[begin Material provided]

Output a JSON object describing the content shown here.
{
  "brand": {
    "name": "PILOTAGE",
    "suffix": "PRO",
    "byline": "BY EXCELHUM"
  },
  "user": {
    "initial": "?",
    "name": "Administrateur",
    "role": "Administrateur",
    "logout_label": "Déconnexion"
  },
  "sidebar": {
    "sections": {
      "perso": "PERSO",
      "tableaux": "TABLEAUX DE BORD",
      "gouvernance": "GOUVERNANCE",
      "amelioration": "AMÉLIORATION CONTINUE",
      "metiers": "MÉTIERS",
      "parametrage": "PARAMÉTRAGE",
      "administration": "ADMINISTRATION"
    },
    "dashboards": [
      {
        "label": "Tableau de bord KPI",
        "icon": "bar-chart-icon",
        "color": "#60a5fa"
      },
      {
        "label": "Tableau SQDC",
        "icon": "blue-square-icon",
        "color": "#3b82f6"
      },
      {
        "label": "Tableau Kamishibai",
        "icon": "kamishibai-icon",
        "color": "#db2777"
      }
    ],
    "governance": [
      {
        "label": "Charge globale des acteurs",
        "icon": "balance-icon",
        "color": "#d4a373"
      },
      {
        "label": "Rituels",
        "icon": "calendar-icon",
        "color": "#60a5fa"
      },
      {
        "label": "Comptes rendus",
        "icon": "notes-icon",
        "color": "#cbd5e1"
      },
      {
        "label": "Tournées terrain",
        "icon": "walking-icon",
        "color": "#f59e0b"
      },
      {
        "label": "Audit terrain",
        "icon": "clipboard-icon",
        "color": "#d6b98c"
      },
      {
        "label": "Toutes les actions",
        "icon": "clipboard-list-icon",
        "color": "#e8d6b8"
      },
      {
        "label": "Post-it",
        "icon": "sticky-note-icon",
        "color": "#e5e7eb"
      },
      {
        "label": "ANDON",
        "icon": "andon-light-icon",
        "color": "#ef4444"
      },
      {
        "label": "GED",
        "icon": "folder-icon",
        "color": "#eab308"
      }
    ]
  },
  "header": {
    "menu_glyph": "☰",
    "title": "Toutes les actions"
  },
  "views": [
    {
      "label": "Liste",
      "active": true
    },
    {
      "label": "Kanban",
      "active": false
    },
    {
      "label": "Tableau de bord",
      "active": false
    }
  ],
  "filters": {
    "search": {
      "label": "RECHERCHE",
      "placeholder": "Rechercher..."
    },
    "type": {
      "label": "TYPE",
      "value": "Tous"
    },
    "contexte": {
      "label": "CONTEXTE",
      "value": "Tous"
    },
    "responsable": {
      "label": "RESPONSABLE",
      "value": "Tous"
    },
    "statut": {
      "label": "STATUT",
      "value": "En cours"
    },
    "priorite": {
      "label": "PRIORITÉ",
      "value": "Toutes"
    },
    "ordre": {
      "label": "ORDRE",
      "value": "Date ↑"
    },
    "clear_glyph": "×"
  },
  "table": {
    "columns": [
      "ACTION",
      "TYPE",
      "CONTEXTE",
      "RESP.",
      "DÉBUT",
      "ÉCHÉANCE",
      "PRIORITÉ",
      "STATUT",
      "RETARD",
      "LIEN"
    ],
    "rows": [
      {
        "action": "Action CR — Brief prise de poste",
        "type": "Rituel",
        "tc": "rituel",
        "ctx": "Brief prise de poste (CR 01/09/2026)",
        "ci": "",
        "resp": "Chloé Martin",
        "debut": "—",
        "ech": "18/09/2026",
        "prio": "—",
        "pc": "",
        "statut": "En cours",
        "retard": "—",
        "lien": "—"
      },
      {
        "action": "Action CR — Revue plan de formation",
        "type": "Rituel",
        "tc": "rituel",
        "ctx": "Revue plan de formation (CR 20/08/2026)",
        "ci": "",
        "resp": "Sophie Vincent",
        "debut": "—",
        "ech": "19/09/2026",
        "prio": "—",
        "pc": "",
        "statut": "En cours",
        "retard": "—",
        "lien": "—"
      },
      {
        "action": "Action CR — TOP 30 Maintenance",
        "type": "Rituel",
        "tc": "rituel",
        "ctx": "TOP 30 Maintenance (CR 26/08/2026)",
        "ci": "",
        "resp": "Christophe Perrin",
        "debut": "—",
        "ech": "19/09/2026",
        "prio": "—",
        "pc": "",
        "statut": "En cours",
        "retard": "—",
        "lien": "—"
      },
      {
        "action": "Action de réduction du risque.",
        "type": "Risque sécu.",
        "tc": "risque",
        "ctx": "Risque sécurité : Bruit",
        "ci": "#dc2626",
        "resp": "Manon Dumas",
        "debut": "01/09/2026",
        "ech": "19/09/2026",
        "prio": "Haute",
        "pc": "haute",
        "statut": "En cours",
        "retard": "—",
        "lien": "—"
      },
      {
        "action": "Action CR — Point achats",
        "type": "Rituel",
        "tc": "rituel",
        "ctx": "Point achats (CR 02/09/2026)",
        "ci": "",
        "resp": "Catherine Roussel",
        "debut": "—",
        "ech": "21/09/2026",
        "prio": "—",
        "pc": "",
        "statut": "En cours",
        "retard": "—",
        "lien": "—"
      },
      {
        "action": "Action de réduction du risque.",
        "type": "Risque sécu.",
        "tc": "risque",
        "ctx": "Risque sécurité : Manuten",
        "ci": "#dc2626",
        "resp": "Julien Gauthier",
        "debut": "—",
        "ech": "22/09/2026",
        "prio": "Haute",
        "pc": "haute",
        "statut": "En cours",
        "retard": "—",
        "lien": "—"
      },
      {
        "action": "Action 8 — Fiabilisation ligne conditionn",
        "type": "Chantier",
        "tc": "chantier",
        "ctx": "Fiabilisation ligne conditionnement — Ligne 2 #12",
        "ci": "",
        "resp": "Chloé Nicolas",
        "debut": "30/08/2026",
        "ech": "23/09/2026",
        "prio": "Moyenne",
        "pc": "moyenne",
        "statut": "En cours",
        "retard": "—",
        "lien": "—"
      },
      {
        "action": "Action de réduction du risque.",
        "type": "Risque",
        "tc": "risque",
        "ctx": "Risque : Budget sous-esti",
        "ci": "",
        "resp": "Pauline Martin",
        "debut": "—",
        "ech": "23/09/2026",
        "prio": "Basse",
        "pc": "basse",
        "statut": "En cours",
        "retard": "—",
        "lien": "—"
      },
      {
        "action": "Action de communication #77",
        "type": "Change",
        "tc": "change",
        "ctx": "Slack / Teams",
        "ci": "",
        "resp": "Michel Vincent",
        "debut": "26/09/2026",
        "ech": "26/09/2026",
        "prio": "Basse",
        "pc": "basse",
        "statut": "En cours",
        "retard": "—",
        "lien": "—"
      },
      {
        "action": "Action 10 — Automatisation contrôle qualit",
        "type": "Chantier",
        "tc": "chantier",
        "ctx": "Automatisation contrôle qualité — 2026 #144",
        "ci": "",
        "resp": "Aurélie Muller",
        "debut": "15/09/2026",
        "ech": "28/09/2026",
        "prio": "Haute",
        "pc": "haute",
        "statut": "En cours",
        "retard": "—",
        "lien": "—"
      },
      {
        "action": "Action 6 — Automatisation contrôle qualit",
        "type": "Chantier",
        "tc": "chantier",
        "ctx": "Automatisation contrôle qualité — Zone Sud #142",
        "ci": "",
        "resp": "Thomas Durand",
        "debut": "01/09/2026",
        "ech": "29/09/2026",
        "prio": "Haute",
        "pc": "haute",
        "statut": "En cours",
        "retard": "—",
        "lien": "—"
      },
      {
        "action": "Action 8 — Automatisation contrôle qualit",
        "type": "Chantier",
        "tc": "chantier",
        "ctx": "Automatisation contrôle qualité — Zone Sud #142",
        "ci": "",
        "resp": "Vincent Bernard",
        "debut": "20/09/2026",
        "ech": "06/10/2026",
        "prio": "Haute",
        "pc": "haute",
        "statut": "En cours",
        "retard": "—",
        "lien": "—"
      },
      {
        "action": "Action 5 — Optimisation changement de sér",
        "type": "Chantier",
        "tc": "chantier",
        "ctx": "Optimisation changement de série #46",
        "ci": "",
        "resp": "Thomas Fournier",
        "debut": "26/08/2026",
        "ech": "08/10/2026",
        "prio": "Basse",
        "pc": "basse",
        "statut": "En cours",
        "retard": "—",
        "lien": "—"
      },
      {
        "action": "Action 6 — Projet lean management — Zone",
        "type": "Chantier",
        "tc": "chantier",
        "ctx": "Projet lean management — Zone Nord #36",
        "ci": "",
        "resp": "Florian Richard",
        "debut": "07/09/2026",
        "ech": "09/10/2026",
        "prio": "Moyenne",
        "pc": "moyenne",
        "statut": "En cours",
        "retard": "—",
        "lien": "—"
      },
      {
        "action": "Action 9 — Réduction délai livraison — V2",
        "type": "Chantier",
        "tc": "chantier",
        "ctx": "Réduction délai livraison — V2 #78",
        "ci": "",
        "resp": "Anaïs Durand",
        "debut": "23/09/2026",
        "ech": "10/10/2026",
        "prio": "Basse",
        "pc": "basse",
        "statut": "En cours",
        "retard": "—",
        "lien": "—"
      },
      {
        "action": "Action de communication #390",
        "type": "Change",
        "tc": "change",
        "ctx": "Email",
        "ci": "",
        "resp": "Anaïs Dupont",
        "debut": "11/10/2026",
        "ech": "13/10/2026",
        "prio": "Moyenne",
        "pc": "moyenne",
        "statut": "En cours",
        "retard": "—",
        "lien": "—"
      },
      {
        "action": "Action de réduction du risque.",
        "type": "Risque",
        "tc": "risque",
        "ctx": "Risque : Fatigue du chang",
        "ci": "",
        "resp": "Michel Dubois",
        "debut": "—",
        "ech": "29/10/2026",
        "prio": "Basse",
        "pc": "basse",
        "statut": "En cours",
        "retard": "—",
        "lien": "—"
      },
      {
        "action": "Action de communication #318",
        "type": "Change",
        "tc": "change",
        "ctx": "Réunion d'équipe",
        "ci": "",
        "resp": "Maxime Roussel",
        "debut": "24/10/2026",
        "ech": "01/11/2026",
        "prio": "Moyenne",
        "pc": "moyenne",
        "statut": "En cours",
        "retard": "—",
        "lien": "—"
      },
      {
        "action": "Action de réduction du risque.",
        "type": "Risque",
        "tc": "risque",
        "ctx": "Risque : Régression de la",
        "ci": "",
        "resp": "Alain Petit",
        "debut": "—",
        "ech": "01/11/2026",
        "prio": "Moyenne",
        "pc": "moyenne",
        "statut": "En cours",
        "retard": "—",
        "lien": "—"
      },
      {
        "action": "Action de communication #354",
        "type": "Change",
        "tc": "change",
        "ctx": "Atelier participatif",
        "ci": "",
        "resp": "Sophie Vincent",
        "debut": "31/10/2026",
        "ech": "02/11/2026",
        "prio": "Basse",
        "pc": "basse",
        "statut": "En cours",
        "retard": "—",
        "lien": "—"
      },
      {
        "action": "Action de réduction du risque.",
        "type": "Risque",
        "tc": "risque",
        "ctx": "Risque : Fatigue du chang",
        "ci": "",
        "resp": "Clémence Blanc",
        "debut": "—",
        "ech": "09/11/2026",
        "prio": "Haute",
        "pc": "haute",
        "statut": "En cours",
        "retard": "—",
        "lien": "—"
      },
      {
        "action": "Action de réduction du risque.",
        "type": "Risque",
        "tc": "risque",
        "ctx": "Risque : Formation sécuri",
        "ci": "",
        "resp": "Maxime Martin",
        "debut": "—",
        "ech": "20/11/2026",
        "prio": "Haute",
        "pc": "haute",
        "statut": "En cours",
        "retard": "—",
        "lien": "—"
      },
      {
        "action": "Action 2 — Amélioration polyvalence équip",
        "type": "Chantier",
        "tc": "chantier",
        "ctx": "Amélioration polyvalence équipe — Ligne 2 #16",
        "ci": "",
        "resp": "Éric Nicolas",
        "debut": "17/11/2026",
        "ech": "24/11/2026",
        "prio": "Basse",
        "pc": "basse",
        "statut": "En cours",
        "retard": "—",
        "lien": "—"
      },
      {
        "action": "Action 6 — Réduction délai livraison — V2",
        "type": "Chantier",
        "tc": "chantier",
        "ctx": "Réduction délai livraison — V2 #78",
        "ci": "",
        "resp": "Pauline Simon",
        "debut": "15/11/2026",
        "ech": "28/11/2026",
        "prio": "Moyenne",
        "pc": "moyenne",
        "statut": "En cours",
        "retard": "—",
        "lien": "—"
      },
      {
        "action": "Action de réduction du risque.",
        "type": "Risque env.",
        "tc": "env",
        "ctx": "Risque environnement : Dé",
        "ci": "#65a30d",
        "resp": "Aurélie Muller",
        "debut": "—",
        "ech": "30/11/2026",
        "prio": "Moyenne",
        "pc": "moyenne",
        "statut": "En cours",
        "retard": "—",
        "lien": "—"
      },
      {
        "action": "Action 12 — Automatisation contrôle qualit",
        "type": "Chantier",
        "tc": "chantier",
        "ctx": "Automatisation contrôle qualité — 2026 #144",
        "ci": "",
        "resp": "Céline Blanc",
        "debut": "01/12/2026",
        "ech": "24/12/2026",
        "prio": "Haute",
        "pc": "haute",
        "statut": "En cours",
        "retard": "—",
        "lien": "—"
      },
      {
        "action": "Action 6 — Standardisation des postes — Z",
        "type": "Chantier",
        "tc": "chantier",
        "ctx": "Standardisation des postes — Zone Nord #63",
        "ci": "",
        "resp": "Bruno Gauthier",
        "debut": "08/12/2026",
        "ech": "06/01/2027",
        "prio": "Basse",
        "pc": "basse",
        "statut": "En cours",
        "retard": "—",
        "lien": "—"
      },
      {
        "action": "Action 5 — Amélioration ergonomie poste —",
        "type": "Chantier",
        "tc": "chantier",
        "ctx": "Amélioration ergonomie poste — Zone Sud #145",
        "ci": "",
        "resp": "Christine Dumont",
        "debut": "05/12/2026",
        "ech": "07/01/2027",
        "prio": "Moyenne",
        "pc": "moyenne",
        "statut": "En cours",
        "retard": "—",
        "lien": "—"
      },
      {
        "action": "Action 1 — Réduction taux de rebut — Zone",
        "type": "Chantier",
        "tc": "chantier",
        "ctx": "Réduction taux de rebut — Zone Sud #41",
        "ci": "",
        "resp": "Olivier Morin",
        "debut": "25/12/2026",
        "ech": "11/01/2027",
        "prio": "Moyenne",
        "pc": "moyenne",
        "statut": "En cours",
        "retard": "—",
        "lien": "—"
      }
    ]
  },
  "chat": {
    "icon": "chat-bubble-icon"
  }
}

[end Material provided]

#### Given exercise:
Take each line containing the string "Pauline" and copy it out.

#### Exercise answer:
        "resp": "Pauline Martin",
        "resp": "Pauline Simon",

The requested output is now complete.